Data entries
*****
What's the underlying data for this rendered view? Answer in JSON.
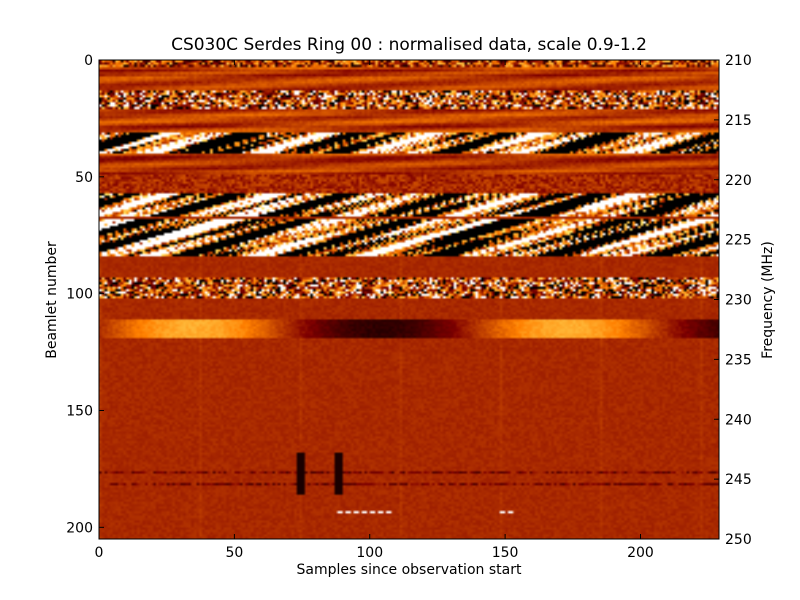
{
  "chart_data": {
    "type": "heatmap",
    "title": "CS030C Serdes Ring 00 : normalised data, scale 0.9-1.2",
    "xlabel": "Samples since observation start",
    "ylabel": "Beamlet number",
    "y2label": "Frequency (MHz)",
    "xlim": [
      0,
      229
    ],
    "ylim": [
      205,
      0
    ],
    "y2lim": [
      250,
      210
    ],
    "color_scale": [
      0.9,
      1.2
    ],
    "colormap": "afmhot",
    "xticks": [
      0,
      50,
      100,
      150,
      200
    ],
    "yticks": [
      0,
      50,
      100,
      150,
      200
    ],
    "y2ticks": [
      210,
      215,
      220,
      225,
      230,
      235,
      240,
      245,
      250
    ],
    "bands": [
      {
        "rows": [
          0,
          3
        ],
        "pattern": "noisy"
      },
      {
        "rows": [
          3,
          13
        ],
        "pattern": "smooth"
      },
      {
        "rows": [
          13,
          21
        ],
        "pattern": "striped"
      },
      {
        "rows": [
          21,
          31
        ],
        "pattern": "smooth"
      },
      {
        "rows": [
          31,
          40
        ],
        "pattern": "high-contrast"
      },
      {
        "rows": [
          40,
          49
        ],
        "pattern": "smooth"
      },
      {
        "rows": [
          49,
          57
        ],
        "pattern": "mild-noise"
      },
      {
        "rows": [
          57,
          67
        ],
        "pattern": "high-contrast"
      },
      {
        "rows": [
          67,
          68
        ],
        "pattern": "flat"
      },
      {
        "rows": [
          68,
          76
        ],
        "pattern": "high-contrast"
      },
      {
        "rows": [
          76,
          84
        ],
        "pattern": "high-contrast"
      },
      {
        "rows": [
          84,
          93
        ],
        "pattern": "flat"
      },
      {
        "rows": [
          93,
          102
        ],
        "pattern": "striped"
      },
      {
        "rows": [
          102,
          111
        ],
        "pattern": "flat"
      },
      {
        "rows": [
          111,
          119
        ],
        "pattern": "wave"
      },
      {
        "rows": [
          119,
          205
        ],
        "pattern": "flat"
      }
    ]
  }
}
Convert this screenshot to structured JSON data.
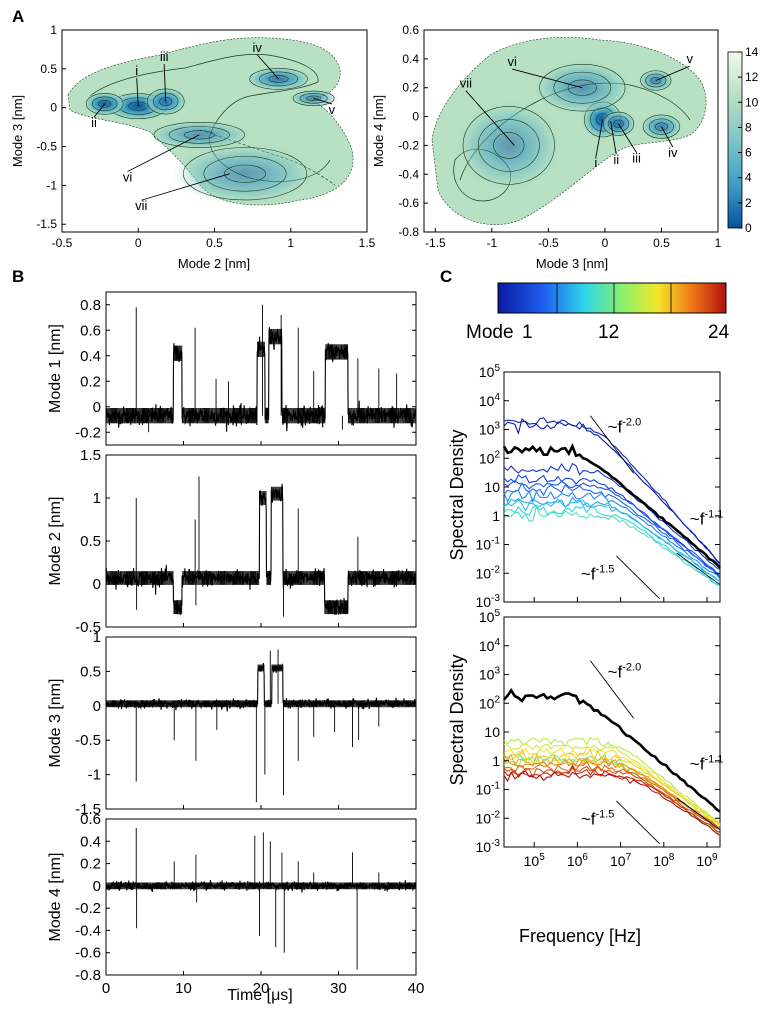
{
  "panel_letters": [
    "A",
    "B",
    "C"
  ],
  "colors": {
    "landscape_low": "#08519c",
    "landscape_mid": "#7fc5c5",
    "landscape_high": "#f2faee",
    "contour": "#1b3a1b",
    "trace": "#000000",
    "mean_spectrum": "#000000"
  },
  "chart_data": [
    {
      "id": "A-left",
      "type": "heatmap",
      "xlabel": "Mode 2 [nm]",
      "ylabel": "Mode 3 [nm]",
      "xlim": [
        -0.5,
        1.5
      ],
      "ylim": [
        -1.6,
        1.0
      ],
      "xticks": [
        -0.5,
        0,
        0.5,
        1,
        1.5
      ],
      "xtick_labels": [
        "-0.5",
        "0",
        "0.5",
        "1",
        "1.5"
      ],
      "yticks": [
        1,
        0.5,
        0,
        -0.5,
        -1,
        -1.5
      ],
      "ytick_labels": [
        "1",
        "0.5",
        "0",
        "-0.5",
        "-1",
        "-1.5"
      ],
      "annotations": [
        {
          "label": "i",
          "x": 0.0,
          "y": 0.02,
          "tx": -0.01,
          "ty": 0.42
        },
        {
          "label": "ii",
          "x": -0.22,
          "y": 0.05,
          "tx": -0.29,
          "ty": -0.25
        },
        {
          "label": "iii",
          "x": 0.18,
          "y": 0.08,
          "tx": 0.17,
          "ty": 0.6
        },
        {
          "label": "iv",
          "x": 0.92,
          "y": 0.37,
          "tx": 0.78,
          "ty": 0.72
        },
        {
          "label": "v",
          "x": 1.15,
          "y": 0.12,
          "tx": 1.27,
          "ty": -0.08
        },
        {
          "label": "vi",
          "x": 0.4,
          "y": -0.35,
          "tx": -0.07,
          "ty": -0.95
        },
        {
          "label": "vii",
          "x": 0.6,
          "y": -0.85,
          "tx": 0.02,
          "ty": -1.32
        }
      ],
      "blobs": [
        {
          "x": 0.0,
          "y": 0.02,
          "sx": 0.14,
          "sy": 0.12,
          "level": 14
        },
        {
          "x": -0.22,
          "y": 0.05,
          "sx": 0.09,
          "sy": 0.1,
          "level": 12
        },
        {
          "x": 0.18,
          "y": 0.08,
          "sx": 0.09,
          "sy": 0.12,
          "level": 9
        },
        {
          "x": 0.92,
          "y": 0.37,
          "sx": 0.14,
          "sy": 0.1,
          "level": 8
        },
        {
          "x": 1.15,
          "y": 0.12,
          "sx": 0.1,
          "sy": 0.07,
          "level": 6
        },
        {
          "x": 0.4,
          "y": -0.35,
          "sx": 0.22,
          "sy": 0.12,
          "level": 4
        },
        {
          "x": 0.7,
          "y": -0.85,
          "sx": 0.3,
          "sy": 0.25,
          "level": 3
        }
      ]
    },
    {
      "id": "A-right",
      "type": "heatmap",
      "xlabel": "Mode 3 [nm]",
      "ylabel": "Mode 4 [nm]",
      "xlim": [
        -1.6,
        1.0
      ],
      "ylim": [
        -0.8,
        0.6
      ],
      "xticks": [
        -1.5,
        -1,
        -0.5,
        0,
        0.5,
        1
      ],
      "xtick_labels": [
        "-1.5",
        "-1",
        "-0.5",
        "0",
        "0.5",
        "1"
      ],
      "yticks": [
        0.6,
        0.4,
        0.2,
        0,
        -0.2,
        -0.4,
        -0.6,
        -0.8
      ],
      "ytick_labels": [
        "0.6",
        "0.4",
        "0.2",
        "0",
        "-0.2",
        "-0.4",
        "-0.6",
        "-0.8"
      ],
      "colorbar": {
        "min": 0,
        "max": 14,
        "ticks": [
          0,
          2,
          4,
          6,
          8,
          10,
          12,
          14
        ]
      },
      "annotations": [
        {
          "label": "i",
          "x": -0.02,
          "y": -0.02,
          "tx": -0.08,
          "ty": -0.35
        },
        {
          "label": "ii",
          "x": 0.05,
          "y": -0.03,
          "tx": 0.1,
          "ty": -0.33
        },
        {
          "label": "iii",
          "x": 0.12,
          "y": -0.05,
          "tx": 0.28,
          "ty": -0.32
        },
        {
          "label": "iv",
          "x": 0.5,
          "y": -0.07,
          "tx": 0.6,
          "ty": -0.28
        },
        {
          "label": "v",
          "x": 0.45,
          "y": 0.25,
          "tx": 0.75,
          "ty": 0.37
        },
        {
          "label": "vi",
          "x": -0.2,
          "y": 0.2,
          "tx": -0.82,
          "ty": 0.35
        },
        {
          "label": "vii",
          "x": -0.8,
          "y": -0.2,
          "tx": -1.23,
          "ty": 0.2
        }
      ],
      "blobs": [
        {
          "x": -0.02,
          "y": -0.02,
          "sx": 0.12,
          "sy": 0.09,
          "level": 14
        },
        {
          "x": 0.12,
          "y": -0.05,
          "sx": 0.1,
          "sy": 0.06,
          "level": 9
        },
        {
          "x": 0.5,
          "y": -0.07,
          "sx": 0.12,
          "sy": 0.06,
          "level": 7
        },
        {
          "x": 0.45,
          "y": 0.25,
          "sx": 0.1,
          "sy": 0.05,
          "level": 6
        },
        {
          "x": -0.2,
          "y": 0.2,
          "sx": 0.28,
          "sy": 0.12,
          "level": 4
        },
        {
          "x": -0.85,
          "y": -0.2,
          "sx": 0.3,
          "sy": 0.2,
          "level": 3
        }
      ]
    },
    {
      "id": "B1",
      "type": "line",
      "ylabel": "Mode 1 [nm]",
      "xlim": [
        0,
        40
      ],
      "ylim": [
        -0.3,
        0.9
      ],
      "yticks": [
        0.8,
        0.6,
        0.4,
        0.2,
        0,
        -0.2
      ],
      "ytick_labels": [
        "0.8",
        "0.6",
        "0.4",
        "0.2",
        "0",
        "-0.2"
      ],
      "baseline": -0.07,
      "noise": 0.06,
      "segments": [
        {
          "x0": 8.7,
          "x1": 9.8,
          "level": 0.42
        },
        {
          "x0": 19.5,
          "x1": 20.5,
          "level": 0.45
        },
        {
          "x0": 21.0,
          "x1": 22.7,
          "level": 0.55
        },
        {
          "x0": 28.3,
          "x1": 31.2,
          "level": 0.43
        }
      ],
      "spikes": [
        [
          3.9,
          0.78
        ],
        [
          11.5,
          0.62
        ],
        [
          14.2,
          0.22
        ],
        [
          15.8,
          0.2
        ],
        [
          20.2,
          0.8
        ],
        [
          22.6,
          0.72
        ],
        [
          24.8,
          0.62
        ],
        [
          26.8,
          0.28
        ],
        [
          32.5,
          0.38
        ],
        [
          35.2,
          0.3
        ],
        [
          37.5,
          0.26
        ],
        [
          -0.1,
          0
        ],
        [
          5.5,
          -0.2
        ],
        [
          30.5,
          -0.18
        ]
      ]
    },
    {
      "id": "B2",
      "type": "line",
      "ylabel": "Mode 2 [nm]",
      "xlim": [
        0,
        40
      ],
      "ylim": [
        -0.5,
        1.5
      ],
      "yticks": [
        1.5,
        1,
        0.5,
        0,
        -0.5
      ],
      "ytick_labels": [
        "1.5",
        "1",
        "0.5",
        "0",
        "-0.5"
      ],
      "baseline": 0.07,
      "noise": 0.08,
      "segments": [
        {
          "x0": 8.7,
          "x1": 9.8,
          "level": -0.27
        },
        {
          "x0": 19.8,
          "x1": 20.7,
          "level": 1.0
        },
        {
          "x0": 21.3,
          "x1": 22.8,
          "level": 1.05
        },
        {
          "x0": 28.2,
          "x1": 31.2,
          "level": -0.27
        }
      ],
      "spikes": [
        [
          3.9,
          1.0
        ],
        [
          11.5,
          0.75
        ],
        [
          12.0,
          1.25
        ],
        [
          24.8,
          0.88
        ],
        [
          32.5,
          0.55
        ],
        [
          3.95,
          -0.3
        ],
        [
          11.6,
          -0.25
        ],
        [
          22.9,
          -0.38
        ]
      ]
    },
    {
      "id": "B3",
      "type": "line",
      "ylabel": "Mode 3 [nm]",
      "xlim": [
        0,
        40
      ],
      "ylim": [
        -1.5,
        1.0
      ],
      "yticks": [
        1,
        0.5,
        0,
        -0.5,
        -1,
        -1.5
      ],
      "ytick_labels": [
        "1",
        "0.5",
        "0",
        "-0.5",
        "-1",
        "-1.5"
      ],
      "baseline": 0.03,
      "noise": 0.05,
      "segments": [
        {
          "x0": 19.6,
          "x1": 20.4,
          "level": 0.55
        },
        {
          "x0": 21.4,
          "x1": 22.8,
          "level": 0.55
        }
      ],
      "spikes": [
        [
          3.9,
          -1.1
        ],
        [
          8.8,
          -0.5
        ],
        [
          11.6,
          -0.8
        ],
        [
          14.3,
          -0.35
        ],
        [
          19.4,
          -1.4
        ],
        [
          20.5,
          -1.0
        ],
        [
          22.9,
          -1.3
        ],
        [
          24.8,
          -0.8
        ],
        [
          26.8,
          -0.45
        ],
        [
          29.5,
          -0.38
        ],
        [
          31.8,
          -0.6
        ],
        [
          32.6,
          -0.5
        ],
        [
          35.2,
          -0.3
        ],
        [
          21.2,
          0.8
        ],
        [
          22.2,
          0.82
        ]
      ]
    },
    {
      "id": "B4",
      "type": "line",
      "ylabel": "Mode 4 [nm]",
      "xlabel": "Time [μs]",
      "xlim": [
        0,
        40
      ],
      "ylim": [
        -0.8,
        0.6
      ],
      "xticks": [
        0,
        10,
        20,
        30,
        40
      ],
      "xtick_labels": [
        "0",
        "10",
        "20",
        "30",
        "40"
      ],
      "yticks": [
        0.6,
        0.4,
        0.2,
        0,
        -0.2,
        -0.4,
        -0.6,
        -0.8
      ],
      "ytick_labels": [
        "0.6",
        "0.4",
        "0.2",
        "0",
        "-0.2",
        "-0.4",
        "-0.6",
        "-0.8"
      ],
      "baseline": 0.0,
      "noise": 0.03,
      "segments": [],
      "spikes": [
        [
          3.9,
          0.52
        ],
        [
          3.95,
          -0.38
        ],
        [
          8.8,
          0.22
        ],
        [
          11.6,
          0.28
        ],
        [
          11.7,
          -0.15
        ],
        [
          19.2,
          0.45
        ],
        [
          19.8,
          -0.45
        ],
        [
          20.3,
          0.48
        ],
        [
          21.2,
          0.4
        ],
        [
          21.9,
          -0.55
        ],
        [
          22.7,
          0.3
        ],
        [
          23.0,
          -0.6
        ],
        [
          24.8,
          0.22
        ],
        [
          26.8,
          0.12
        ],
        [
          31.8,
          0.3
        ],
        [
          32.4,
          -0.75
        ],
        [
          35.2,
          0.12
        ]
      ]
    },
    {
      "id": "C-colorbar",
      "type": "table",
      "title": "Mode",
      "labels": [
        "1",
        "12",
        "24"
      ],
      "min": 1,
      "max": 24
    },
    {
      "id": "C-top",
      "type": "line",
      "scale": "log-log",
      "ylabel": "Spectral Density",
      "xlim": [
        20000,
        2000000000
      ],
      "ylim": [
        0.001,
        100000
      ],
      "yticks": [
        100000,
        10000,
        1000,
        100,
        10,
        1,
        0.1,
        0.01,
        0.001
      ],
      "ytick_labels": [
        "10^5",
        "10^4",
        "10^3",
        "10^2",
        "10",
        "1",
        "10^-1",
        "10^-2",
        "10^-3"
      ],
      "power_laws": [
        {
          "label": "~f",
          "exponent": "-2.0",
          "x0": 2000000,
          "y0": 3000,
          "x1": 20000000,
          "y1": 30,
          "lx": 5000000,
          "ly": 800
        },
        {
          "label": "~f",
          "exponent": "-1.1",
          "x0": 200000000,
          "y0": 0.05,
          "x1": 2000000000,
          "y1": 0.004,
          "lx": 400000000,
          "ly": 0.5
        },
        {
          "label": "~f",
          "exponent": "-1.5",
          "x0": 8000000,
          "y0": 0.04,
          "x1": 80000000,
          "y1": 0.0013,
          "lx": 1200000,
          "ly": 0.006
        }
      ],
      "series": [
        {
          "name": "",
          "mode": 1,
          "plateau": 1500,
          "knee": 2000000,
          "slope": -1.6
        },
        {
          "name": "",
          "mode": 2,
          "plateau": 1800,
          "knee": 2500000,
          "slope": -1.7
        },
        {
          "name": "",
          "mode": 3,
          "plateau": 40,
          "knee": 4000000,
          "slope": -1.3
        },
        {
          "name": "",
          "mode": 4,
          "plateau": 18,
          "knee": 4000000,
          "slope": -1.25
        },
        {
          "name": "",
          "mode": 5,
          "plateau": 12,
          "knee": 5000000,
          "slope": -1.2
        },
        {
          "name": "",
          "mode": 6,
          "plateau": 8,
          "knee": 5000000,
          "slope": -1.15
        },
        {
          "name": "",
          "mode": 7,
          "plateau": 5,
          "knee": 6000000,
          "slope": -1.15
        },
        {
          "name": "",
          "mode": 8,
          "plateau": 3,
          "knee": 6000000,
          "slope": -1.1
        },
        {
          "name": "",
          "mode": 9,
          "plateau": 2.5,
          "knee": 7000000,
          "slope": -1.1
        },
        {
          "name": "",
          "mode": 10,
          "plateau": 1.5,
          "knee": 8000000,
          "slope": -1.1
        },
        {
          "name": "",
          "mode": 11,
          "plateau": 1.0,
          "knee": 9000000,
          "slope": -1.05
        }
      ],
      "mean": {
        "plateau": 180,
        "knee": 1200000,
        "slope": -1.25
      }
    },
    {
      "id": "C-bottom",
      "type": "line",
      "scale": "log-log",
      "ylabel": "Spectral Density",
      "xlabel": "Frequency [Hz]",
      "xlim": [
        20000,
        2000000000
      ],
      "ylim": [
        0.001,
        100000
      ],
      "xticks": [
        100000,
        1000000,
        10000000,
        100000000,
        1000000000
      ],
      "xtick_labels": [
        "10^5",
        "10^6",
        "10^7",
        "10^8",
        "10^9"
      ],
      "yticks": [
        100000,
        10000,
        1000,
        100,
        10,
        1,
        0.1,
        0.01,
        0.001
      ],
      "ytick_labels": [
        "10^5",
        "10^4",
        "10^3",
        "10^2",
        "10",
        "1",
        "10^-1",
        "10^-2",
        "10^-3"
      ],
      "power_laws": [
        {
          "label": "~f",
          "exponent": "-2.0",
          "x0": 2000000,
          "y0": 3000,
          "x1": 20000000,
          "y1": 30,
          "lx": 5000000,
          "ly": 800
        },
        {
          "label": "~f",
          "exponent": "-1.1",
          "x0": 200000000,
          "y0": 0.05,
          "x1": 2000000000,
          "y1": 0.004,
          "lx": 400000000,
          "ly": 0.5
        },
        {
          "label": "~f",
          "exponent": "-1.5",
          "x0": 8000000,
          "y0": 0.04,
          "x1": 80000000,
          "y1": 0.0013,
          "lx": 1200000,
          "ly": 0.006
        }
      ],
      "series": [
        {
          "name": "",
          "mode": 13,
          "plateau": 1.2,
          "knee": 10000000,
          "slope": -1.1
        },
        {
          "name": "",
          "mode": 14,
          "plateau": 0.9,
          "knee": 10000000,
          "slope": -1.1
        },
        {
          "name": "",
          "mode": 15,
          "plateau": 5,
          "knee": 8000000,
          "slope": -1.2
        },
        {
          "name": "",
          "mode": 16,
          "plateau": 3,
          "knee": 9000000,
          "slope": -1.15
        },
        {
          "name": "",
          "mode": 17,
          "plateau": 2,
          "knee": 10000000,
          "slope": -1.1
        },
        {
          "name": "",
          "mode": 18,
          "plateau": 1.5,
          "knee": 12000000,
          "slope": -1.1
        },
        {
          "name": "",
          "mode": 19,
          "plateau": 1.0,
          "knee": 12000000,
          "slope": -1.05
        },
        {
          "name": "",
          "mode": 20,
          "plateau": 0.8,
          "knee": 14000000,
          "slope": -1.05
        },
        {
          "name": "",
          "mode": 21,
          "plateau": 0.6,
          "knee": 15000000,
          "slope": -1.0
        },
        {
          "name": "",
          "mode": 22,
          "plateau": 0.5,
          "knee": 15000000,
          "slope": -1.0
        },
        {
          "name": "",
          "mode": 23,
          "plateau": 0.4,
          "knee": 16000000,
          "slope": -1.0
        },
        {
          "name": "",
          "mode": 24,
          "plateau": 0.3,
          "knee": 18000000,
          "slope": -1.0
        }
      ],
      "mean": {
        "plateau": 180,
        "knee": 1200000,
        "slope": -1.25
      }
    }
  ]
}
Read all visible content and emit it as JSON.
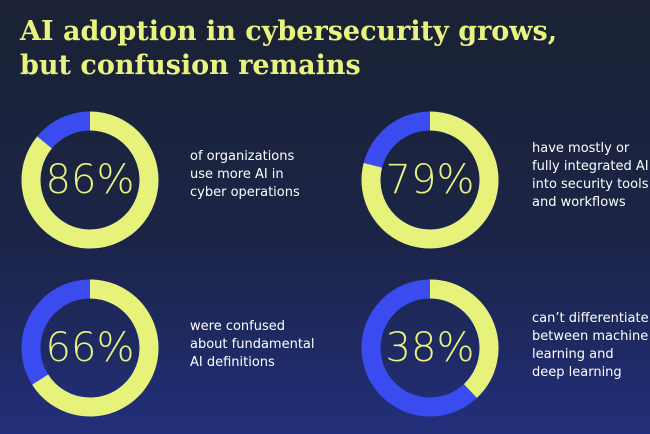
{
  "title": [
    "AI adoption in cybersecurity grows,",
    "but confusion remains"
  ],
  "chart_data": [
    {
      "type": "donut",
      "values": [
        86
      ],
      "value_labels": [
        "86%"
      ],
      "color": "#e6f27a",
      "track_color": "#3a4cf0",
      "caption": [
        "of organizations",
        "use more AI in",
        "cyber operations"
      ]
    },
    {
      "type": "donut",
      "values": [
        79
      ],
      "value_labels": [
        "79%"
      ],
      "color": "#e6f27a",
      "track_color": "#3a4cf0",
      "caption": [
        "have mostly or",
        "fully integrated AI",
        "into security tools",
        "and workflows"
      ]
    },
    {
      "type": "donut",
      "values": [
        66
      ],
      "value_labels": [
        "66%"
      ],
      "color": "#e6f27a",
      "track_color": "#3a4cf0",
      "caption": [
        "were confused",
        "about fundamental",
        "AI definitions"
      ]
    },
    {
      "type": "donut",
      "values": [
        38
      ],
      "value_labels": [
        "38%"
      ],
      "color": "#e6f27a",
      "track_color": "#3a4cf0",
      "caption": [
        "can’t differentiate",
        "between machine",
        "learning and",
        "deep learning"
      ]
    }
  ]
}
*****
# [REQUIREMENTS]
State the number of lines in the records that contain the string "noise", and nothing more.

# [TASK SOLUTION]
5